[Records]
start

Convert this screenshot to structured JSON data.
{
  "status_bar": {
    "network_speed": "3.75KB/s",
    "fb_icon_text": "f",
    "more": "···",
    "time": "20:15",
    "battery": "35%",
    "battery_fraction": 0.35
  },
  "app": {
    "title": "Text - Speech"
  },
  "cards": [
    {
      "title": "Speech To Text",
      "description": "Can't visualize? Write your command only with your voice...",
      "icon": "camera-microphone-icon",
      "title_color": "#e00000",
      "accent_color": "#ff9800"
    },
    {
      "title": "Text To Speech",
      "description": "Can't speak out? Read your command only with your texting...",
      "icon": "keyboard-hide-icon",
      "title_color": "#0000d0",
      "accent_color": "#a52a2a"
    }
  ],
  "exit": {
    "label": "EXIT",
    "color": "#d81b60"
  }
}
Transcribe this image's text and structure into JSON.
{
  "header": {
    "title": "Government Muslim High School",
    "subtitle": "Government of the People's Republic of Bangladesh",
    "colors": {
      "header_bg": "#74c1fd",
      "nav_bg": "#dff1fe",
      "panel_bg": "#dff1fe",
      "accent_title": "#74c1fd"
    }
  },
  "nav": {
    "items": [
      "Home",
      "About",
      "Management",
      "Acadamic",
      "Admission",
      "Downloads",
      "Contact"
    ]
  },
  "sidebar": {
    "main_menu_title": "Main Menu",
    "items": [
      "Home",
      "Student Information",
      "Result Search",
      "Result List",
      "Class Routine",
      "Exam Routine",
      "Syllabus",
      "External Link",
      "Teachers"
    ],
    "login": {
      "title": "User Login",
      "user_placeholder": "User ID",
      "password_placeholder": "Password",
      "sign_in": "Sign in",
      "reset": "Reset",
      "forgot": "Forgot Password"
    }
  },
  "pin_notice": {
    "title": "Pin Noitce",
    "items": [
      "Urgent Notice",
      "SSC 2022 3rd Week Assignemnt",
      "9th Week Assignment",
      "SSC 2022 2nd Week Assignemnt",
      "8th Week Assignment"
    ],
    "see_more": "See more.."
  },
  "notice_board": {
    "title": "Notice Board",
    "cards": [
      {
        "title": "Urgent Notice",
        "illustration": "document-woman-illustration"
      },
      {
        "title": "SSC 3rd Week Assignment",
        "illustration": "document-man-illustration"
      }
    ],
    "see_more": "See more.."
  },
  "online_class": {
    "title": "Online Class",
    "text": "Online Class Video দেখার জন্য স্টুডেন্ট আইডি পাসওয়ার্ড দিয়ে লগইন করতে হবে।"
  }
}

end

Task: Nothing should be left out: return all of the records exactly.

Answer:
Convert this screenshot to structured JSON data.
{
  "status_bar": {
    "network_speed": "3.75KB/s",
    "fb_icon_text": "f",
    "more": "···",
    "time": "20:15",
    "battery": "35%",
    "battery_fraction": 0.35
  },
  "app": {
    "title": "Text - Speech"
  },
  "cards": [
    {
      "title": "Speech To Text",
      "description": "Can't visualize? Write your command only with your voice...",
      "icon": "camera-microphone-icon",
      "title_color": "#e00000",
      "accent_color": "#ff9800"
    },
    {
      "title": "Text To Speech",
      "description": "Can't speak out? Read your command only with your texting...",
      "icon": "keyboard-hide-icon",
      "title_color": "#0000d0",
      "accent_color": "#a52a2a"
    }
  ],
  "exit": {
    "label": "EXIT",
    "color": "#d81b60"
  }
}
Transcribe this image's text and structure into JSON.
{
  "header": {
    "title": "Government Muslim High School",
    "subtitle": "Government of the People's Republic of Bangladesh",
    "colors": {
      "header_bg": "#74c1fd",
      "nav_bg": "#dff1fe",
      "panel_bg": "#dff1fe",
      "accent_title": "#74c1fd"
    }
  },
  "nav": {
    "items": [
      "Home",
      "About",
      "Management",
      "Acadamic",
      "Admission",
      "Downloads",
      "Contact"
    ]
  },
  "sidebar": {
    "main_menu_title": "Main Menu",
    "items": [
      "Home",
      "Student Information",
      "Result Search",
      "Result List",
      "Class Routine",
      "Exam Routine",
      "Syllabus",
      "External Link",
      "Teachers"
    ],
    "login": {
      "title": "User Login",
      "user_placeholder": "User ID",
      "password_placeholder": "Password",
      "sign_in": "Sign in",
      "reset": "Reset",
      "forgot": "Forgot Password"
    }
  },
  "pin_notice": {
    "title": "Pin Noitce",
    "items": [
      "Urgent Notice",
      "SSC 2022 3rd Week Assignemnt",
      "9th Week Assignment",
      "SSC 2022 2nd Week Assignemnt",
      "8th Week Assignment"
    ],
    "see_more": "See more.."
  },
  "notice_board": {
    "title": "Notice Board",
    "cards": [
      {
        "title": "Urgent Notice",
        "illustration": "document-woman-illustration"
      },
      {
        "title": "SSC 3rd Week Assignment",
        "illustration": "document-man-illustration"
      }
    ],
    "see_more": "See more.."
  },
  "online_class": {
    "title": "Online Class",
    "text": "Online Class Video দেখার জন্য স্টুডেন্ট আইডি পাসওয়ার্ড দিয়ে লগইন করতে হবে।"
  }
}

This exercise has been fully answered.